● Description of the task
Copy nothing but the text: reproduce each line of the listing exactly and leave the pictures out.

Stored data

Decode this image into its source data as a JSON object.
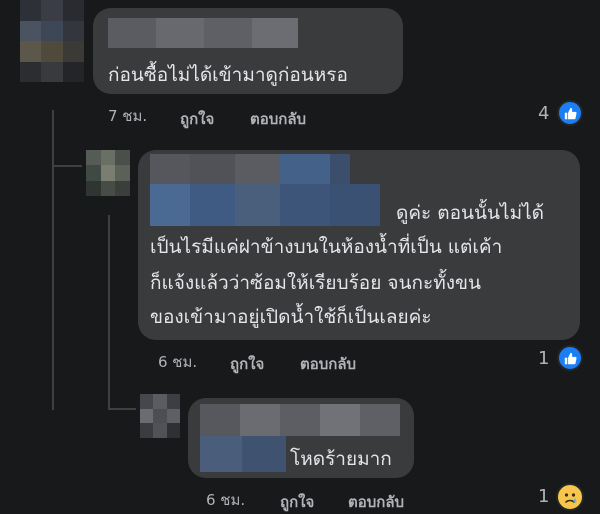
{
  "comments": [
    {
      "text_lines": [
        "ก่อนซื้อไม่ได้เข้ามาดูก่อนหรอ"
      ],
      "time": "7 ชม.",
      "like_label": "ถูกใจ",
      "reply_label": "ตอบกลับ",
      "reaction_count": "4",
      "reaction_icon": "thumbs-up-icon"
    },
    {
      "text_lines": [
        "ดูค่ะ ตอนนั้นไม่ได้",
        "เป็นไรมีแค่ฝาข้างบนในห้องน้ำที่เป็น แต่เค้า",
        "ก็แจ้งแล้วว่าซ้อมให้เรียบร้อย จนกะทั้งขน",
        "ของเข้ามาอยู่เปิดน้ำใช้ก็เป็นเลยค่ะ"
      ],
      "time": "6 ชม.",
      "like_label": "ถูกใจ",
      "reply_label": "ตอบกลับ",
      "reaction_count": "1",
      "reaction_icon": "thumbs-up-icon"
    },
    {
      "text_lines": [
        "โหดร้ายมาก"
      ],
      "time": "6 ชม.",
      "like_label": "ถูกใจ",
      "reply_label": "ตอบกลับ",
      "reaction_count": "1",
      "reaction_icon": "sad-face-icon"
    }
  ],
  "colors": {
    "background": "#18191a",
    "bubble": "#3a3b3c",
    "text": "#e4e6eb",
    "meta": "#b0b3b8",
    "like_blue": "#1a7ff5",
    "sad_yellow": "#f7c64b"
  }
}
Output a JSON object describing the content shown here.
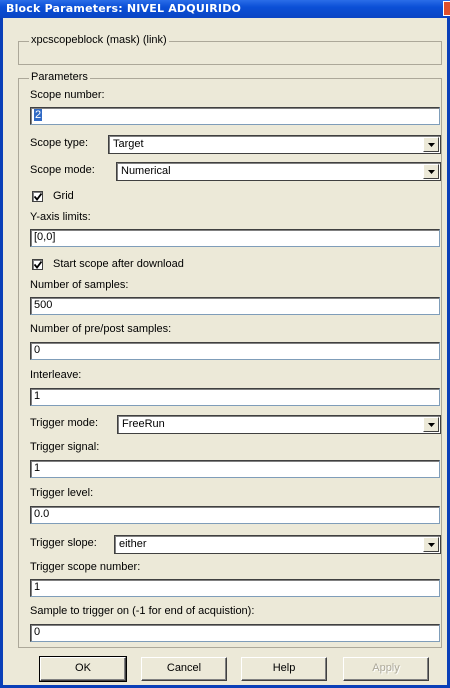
{
  "window": {
    "title": "Block Parameters: NIVEL ADQUIRIDO"
  },
  "mask": {
    "label": "xpcscopeblock (mask) (link)"
  },
  "parameters": {
    "label": "Parameters",
    "scope_number": {
      "label": "Scope number:",
      "value": "2"
    },
    "scope_type": {
      "label": "Scope type:",
      "value": "Target"
    },
    "scope_mode": {
      "label": "Scope mode:",
      "value": "Numerical"
    },
    "grid": {
      "label": "Grid",
      "checked": true
    },
    "y_axis_limits": {
      "label": "Y-axis limits:",
      "value": "[0,0]"
    },
    "start_scope": {
      "label": "Start scope after download",
      "checked": true
    },
    "num_samples": {
      "label": "Number of samples:",
      "value": "500"
    },
    "num_pre_post": {
      "label": "Number of pre/post samples:",
      "value": "0"
    },
    "interleave": {
      "label": "Interleave:",
      "value": "1"
    },
    "trigger_mode": {
      "label": "Trigger mode:",
      "value": "FreeRun"
    },
    "trigger_signal": {
      "label": "Trigger signal:",
      "value": "1"
    },
    "trigger_level": {
      "label": "Trigger level:",
      "value": "0.0"
    },
    "trigger_slope": {
      "label": "Trigger slope:",
      "value": "either"
    },
    "trigger_scope_number": {
      "label": "Trigger scope number:",
      "value": "1"
    },
    "sample_to_trigger": {
      "label": "Sample to trigger on (-1 for end of acquistion):",
      "value": "0"
    }
  },
  "buttons": {
    "ok": "OK",
    "cancel": "Cancel",
    "help": "Help",
    "apply": "Apply"
  },
  "colors": {
    "titlebar": "#0b4fd6",
    "dialog": "#ece9d8",
    "selection": "#316ac5"
  }
}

● Task output
Decode this image into its source data as a JSON object.
{
  "comments": [
    {
      "text_lines": [
        "ก่อนซื้อไม่ได้เข้ามาดูก่อนหรอ"
      ],
      "time": "7 ชม.",
      "like_label": "ถูกใจ",
      "reply_label": "ตอบกลับ",
      "reaction_count": "4",
      "reaction_icon": "thumbs-up-icon"
    },
    {
      "text_lines": [
        "ดูค่ะ ตอนนั้นไม่ได้",
        "เป็นไรมีแค่ฝาข้างบนในห้องน้ำที่เป็น แต่เค้า",
        "ก็แจ้งแล้วว่าซ้อมให้เรียบร้อย จนกะทั้งขน",
        "ของเข้ามาอยู่เปิดน้ำใช้ก็เป็นเลยค่ะ"
      ],
      "time": "6 ชม.",
      "like_label": "ถูกใจ",
      "reply_label": "ตอบกลับ",
      "reaction_count": "1",
      "reaction_icon": "thumbs-up-icon"
    },
    {
      "text_lines": [
        "โหดร้ายมาก"
      ],
      "time": "6 ชม.",
      "like_label": "ถูกใจ",
      "reply_label": "ตอบกลับ",
      "reaction_count": "1",
      "reaction_icon": "sad-face-icon"
    }
  ],
  "colors": {
    "background": "#18191a",
    "bubble": "#3a3b3c",
    "text": "#e4e6eb",
    "meta": "#b0b3b8",
    "like_blue": "#1a7ff5",
    "sad_yellow": "#f7c64b"
  }
}
Output a JSON object describing the content shown here.
{
  "window": {
    "title": "Block Parameters: NIVEL ADQUIRIDO"
  },
  "mask": {
    "label": "xpcscopeblock (mask) (link)"
  },
  "parameters": {
    "label": "Parameters",
    "scope_number": {
      "label": "Scope number:",
      "value": "2"
    },
    "scope_type": {
      "label": "Scope type:",
      "value": "Target"
    },
    "scope_mode": {
      "label": "Scope mode:",
      "value": "Numerical"
    },
    "grid": {
      "label": "Grid",
      "checked": true
    },
    "y_axis_limits": {
      "label": "Y-axis limits:",
      "value": "[0,0]"
    },
    "start_scope": {
      "label": "Start scope after download",
      "checked": true
    },
    "num_samples": {
      "label": "Number of samples:",
      "value": "500"
    },
    "num_pre_post": {
      "label": "Number of pre/post samples:",
      "value": "0"
    },
    "interleave": {
      "label": "Interleave:",
      "value": "1"
    },
    "trigger_mode": {
      "label": "Trigger mode:",
      "value": "FreeRun"
    },
    "trigger_signal": {
      "label": "Trigger signal:",
      "value": "1"
    },
    "trigger_level": {
      "label": "Trigger level:",
      "value": "0.0"
    },
    "trigger_slope": {
      "label": "Trigger slope:",
      "value": "either"
    },
    "trigger_scope_number": {
      "label": "Trigger scope number:",
      "value": "1"
    },
    "sample_to_trigger": {
      "label": "Sample to trigger on (-1 for end of acquistion):",
      "value": "0"
    }
  },
  "buttons": {
    "ok": "OK",
    "cancel": "Cancel",
    "help": "Help",
    "apply": "Apply"
  },
  "colors": {
    "titlebar": "#0b4fd6",
    "dialog": "#ece9d8",
    "selection": "#316ac5"
  }
}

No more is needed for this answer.